Task to complete
Identify the line that contains "Convert this document image to plain text." in the material. Output it and every line after it, unchanged, through the end.

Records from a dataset
○ ○ ○

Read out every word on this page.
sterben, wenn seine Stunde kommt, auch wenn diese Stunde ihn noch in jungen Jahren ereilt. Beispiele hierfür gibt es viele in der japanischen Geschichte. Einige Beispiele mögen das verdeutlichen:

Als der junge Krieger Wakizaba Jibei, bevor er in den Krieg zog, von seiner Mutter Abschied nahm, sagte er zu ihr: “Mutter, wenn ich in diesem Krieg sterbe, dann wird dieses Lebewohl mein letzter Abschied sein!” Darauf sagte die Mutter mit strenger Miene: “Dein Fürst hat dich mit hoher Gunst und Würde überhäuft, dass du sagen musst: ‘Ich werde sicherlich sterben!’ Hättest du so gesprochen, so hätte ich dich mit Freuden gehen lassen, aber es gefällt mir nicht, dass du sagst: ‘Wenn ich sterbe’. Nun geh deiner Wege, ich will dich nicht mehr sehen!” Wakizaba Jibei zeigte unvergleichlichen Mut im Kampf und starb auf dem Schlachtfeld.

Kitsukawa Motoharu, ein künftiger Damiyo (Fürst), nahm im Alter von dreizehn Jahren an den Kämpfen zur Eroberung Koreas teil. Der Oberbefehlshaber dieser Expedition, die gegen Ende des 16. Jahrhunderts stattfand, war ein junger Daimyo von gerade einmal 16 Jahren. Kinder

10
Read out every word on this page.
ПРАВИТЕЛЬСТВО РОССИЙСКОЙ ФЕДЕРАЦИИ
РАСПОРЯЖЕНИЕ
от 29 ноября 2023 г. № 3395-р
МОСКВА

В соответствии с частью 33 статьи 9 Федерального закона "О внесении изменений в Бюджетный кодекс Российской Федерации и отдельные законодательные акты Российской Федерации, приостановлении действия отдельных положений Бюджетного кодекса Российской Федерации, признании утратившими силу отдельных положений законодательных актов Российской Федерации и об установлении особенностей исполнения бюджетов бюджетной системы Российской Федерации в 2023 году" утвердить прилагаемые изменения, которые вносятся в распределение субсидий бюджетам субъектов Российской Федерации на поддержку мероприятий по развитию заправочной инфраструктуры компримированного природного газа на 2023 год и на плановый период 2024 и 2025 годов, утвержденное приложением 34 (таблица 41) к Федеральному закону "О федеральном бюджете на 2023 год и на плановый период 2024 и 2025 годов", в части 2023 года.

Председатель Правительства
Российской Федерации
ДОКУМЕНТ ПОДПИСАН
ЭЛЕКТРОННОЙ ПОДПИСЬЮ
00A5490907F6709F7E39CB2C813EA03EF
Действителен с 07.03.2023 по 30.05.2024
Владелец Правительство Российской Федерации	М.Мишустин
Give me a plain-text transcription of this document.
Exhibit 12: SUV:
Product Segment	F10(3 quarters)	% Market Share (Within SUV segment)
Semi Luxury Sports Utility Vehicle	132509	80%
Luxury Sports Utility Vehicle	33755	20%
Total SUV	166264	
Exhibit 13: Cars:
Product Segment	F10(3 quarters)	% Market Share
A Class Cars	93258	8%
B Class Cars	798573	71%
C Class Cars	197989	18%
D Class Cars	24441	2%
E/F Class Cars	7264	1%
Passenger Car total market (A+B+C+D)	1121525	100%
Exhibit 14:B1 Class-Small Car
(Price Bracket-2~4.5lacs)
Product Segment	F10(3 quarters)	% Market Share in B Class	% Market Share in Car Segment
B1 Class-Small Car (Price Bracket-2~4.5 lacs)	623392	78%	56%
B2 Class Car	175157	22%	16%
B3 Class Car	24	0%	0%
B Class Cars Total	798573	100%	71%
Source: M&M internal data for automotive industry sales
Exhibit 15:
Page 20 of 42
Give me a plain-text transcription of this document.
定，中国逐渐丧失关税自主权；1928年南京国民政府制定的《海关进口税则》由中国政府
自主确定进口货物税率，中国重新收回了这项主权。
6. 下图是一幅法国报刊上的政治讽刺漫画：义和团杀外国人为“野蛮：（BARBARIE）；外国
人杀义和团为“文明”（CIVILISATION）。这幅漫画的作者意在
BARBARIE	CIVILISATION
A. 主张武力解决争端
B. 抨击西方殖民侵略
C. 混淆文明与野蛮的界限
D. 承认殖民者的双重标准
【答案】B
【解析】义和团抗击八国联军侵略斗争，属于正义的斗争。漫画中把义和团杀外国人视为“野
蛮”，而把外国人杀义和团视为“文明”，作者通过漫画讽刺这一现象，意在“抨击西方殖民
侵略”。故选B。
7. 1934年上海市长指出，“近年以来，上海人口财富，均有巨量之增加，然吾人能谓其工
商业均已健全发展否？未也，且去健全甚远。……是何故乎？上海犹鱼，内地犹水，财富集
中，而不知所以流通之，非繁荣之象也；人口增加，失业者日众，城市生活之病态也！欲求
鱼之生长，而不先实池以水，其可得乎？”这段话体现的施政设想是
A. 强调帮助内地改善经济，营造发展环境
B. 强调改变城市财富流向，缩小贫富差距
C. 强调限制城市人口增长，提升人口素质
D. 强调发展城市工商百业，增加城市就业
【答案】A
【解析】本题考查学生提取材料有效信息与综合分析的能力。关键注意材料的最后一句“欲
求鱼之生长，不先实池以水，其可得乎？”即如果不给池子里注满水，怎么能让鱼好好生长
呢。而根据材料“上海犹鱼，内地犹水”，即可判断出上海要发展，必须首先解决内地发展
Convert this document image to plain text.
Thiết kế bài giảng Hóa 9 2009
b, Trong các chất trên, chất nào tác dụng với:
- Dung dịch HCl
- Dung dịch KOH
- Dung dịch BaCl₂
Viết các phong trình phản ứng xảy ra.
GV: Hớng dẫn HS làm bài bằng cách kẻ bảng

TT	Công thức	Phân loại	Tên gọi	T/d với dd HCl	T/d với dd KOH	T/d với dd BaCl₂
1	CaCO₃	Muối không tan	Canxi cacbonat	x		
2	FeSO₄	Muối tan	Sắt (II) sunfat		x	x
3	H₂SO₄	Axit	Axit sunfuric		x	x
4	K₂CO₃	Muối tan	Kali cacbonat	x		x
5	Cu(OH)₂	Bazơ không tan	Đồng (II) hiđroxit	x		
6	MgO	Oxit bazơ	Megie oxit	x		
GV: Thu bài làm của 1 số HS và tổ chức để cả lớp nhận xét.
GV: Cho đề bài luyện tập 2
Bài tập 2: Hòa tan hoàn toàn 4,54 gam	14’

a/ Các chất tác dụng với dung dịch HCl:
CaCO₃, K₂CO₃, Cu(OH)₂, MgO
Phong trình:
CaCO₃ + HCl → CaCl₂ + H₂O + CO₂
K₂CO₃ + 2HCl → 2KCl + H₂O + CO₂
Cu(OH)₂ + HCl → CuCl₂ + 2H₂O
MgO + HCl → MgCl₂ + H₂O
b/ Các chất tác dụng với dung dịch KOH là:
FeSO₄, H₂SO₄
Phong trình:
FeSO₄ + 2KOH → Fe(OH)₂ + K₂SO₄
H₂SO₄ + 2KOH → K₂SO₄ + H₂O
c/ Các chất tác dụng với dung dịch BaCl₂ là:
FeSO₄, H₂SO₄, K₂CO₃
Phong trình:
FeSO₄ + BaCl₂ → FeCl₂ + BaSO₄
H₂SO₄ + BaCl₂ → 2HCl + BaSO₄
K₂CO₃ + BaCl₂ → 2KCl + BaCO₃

○ ○ ○

Result of the task
Convert this document image to plain text.
Thiết kế bài giảng Hóa 9 2009
b, Trong các chất trên, chất nào tác dụng với:
- Dung dịch HCl
- Dung dịch KOH
- Dung dịch BaCl₂
Viết các phong trình phản ứng xảy ra.
GV: Hớng dẫn HS làm bài bằng cách kẻ bảng

TT	Công thức	Phân loại	Tên gọi	T/d với dd HCl	T/d với dd KOH	T/d với dd BaCl₂
1	CaCO₃	Muối không tan	Canxi cacbonat	x		
2	FeSO₄	Muối tan	Sắt (II) sunfat		x	x
3	H₂SO₄	Axit	Axit sunfuric		x	x
4	K₂CO₃	Muối tan	Kali cacbonat	x		x
5	Cu(OH)₂	Bazơ không tan	Đồng (II) hiđroxit	x		
6	MgO	Oxit bazơ	Megie oxit	x		
GV: Thu bài làm của 1 số HS và tổ chức để cả lớp nhận xét.
GV: Cho đề bài luyện tập 2
Bài tập 2: Hòa tan hoàn toàn 4,54 gam	14’

a/ Các chất tác dụng với dung dịch HCl:
CaCO₃, K₂CO₃, Cu(OH)₂, MgO
Phong trình:
CaCO₃ + HCl → CaCl₂ + H₂O + CO₂
K₂CO₃ + 2HCl → 2KCl + H₂O + CO₂
Cu(OH)₂ + HCl → CuCl₂ + 2H₂O
MgO + HCl → MgCl₂ + H₂O
b/ Các chất tác dụng với dung dịch KOH là:
FeSO₄, H₂SO₄
Phong trình:
FeSO₄ + 2KOH → Fe(OH)₂ + K₂SO₄
H₂SO₄ + 2KOH → K₂SO₄ + H₂O
c/ Các chất tác dụng với dung dịch BaCl₂ là:
FeSO₄, H₂SO₄, K₂CO₃
Phong trình:
FeSO₄ + BaCl₂ → FeCl₂ + BaSO₄
H₂SO₄ + BaCl₂ → 2HCl + BaSO₄
K₂CO₃ + BaCl₂ → 2KCl + BaCO₃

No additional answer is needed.